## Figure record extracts
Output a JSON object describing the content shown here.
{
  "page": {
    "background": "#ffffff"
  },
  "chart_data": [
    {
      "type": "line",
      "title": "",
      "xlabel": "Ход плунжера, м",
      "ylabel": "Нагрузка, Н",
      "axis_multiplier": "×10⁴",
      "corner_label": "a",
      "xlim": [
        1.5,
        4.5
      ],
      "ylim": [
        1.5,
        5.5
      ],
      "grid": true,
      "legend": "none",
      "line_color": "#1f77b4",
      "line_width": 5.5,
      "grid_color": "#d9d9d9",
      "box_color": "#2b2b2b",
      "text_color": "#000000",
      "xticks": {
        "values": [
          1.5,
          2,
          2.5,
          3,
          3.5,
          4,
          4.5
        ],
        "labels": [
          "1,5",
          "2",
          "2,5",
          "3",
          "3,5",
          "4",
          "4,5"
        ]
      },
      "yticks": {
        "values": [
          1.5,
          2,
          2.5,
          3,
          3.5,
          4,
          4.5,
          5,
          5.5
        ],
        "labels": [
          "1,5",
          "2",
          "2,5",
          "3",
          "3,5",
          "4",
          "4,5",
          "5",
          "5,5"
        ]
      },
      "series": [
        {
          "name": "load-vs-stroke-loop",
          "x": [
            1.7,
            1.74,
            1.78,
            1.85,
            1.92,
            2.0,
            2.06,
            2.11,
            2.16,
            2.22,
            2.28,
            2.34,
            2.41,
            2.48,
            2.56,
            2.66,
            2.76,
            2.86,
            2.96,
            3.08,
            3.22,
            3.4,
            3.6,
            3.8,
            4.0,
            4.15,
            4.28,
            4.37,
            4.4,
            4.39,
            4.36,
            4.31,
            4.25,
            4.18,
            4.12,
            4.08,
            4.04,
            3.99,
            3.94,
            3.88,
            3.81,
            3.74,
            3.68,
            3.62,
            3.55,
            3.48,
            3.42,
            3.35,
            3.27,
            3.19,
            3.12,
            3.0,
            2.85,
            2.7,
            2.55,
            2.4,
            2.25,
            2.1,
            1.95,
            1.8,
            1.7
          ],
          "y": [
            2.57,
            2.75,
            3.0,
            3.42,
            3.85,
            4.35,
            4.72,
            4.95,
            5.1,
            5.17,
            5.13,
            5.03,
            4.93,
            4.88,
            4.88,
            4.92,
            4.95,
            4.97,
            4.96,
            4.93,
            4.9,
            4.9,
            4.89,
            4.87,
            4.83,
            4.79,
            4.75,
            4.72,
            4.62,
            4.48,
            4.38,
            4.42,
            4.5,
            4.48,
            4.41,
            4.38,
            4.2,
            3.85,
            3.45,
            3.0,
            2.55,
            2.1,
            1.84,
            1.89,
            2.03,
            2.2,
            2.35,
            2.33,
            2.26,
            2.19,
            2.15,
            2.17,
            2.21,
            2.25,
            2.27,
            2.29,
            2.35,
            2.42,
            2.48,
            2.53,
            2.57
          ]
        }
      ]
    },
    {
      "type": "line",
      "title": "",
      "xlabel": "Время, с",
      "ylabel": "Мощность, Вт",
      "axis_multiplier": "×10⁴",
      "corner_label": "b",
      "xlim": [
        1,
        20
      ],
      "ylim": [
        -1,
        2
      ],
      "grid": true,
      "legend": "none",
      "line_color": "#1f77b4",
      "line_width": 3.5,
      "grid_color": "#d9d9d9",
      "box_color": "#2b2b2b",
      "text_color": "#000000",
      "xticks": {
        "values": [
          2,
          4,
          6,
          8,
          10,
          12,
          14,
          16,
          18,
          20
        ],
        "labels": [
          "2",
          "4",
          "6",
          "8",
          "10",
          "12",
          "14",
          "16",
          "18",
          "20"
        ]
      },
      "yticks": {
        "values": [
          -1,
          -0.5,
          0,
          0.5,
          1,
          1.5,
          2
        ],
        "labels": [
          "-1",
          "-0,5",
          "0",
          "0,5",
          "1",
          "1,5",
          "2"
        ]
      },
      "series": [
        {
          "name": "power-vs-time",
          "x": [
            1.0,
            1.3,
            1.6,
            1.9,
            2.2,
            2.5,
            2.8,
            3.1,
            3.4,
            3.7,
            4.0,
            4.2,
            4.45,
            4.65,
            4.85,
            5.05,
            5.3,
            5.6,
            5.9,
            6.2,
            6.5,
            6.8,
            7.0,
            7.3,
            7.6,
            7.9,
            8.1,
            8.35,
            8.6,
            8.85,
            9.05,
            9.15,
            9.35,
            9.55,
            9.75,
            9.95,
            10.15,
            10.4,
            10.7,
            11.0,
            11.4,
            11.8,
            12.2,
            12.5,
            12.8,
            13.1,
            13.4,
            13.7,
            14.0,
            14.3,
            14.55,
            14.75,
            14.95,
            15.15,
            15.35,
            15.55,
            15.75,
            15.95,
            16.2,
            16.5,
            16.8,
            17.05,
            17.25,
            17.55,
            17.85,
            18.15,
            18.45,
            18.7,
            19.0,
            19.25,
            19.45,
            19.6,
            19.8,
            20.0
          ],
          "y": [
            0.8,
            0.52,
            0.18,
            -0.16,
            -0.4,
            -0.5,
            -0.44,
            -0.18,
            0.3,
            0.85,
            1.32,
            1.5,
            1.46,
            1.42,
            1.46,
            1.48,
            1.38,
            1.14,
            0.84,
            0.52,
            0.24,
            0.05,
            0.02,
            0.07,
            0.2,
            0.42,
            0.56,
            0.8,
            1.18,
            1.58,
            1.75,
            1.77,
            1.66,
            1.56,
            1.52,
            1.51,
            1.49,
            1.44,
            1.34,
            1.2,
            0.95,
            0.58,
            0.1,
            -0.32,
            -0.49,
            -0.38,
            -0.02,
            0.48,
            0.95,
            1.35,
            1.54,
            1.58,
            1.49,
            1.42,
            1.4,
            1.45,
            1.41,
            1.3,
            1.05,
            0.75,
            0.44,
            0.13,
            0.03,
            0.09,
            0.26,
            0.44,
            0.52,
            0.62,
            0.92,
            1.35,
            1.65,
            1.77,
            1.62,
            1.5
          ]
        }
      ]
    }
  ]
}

==

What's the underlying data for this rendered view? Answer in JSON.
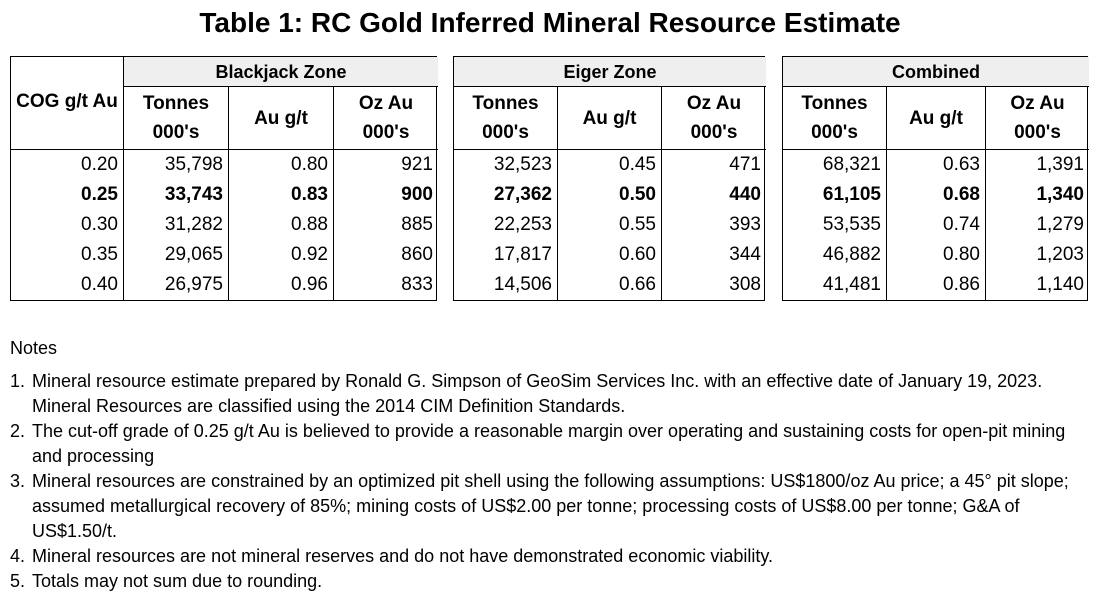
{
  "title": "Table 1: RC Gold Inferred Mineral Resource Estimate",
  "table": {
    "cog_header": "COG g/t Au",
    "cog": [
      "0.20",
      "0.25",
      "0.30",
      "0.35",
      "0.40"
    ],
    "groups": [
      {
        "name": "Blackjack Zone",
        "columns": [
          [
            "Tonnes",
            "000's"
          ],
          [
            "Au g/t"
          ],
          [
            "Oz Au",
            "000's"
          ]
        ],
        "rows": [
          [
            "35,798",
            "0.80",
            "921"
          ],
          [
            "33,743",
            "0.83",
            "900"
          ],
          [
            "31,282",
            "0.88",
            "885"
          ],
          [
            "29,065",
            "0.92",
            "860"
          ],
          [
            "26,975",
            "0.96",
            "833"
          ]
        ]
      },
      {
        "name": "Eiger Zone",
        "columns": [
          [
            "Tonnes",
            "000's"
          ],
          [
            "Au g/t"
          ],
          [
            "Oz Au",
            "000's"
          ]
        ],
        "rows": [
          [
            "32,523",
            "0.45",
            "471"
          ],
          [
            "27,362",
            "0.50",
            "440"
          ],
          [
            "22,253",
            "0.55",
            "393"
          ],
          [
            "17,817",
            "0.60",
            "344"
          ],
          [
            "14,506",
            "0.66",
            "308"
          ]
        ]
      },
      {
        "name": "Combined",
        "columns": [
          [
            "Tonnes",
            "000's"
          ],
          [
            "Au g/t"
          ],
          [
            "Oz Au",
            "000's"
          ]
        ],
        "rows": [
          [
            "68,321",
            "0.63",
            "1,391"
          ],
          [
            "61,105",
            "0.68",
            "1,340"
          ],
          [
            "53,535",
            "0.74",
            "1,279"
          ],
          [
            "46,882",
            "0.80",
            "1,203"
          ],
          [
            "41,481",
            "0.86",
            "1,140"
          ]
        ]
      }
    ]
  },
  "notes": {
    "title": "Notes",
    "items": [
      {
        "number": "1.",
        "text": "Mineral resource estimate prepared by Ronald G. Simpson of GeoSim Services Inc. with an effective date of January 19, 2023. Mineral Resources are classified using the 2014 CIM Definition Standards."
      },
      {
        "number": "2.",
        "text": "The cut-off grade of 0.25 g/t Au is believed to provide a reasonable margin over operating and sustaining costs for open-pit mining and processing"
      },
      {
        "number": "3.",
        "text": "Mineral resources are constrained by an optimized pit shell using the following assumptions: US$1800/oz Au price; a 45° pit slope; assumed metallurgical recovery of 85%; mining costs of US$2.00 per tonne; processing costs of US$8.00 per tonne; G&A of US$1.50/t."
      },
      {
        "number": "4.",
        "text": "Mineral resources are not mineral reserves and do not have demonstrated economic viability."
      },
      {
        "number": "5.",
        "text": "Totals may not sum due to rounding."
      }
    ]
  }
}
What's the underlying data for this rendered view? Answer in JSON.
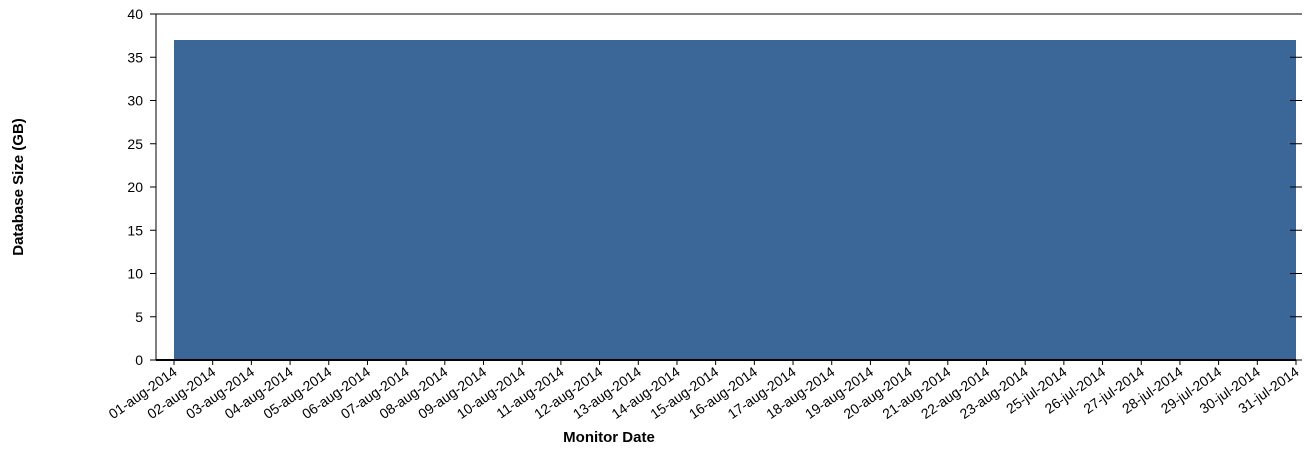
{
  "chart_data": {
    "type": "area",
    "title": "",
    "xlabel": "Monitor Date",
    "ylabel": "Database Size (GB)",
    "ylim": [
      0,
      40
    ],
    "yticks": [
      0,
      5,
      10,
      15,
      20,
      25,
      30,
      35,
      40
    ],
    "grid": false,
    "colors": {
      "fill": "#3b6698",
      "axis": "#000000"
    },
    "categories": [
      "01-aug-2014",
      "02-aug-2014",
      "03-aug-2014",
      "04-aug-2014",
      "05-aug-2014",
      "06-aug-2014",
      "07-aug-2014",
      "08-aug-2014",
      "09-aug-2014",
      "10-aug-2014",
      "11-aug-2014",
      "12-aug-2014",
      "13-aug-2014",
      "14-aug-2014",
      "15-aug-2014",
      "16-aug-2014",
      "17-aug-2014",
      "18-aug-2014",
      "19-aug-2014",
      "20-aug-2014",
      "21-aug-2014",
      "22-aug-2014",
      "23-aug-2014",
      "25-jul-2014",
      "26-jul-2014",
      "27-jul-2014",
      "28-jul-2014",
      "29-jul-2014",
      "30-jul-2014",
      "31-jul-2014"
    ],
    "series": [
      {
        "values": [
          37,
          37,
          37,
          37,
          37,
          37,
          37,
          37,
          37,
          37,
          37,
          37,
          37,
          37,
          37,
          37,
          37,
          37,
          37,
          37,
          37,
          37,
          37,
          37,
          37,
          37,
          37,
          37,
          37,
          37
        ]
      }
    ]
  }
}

## WRITTEN EXERCISE
Copy every line in the listing above where the string "mining" turns up.

## SOLUTION TO THIS EXERCISE
        "text": "The cut-off grade of 0.25 g/t Au is believed to provide a reasonable margin over operating and sustaining costs for open-pit mining and processing"
        "text": "Mineral resources are constrained by an optimized pit shell using the following assumptions: US$1800/oz Au price; a 45° pit slope; assumed metallurgical recovery of 85%; mining costs of US$2.00 per tonne; processing costs of US$8.00 per tonne; G&A of US$1.50/t."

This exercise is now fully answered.